━━ Dataset records ━━

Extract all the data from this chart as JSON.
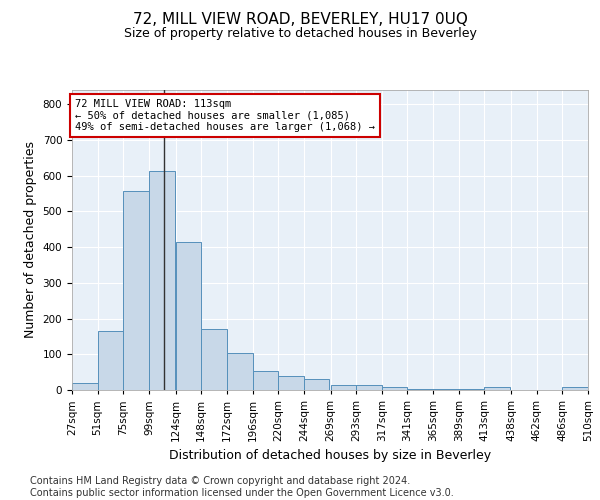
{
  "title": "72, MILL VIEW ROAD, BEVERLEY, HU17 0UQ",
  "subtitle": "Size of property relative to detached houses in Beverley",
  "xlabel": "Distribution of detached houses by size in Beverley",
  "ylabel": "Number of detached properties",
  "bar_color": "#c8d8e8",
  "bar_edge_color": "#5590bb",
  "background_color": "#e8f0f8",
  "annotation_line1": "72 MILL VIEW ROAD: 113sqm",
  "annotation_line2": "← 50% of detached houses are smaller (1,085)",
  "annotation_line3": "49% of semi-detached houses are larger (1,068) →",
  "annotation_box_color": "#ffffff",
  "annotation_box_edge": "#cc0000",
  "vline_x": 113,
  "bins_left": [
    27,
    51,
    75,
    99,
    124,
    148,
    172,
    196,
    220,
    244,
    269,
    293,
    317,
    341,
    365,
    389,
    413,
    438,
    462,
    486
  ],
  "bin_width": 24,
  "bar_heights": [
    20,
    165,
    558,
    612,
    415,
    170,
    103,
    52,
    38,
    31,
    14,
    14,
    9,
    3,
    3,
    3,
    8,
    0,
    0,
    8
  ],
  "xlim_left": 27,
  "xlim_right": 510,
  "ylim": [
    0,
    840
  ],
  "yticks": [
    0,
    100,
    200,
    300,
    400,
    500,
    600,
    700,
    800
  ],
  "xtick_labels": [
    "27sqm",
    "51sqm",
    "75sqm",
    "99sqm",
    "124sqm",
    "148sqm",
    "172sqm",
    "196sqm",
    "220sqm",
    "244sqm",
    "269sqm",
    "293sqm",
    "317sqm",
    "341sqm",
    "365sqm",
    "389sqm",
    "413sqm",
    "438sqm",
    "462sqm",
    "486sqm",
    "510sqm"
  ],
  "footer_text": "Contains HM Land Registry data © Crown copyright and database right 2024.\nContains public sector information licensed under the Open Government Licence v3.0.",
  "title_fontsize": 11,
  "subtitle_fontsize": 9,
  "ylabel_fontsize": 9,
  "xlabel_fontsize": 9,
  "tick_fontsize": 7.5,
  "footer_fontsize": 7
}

━━━

- **Problem**
Repeat the data above exactly, but not the pictures.

- **Task output**
Extract all the data from this chart as JSON.
{
  "title": "72, MILL VIEW ROAD, BEVERLEY, HU17 0UQ",
  "subtitle": "Size of property relative to detached houses in Beverley",
  "xlabel": "Distribution of detached houses by size in Beverley",
  "ylabel": "Number of detached properties",
  "bar_color": "#c8d8e8",
  "bar_edge_color": "#5590bb",
  "background_color": "#e8f0f8",
  "annotation_line1": "72 MILL VIEW ROAD: 113sqm",
  "annotation_line2": "← 50% of detached houses are smaller (1,085)",
  "annotation_line3": "49% of semi-detached houses are larger (1,068) →",
  "annotation_box_color": "#ffffff",
  "annotation_box_edge": "#cc0000",
  "vline_x": 113,
  "bins_left": [
    27,
    51,
    75,
    99,
    124,
    148,
    172,
    196,
    220,
    244,
    269,
    293,
    317,
    341,
    365,
    389,
    413,
    438,
    462,
    486
  ],
  "bin_width": 24,
  "bar_heights": [
    20,
    165,
    558,
    612,
    415,
    170,
    103,
    52,
    38,
    31,
    14,
    14,
    9,
    3,
    3,
    3,
    8,
    0,
    0,
    8
  ],
  "xlim_left": 27,
  "xlim_right": 510,
  "ylim": [
    0,
    840
  ],
  "yticks": [
    0,
    100,
    200,
    300,
    400,
    500,
    600,
    700,
    800
  ],
  "xtick_labels": [
    "27sqm",
    "51sqm",
    "75sqm",
    "99sqm",
    "124sqm",
    "148sqm",
    "172sqm",
    "196sqm",
    "220sqm",
    "244sqm",
    "269sqm",
    "293sqm",
    "317sqm",
    "341sqm",
    "365sqm",
    "389sqm",
    "413sqm",
    "438sqm",
    "462sqm",
    "486sqm",
    "510sqm"
  ],
  "footer_text": "Contains HM Land Registry data © Crown copyright and database right 2024.\nContains public sector information licensed under the Open Government Licence v3.0.",
  "title_fontsize": 11,
  "subtitle_fontsize": 9,
  "ylabel_fontsize": 9,
  "xlabel_fontsize": 9,
  "tick_fontsize": 7.5,
  "footer_fontsize": 7
}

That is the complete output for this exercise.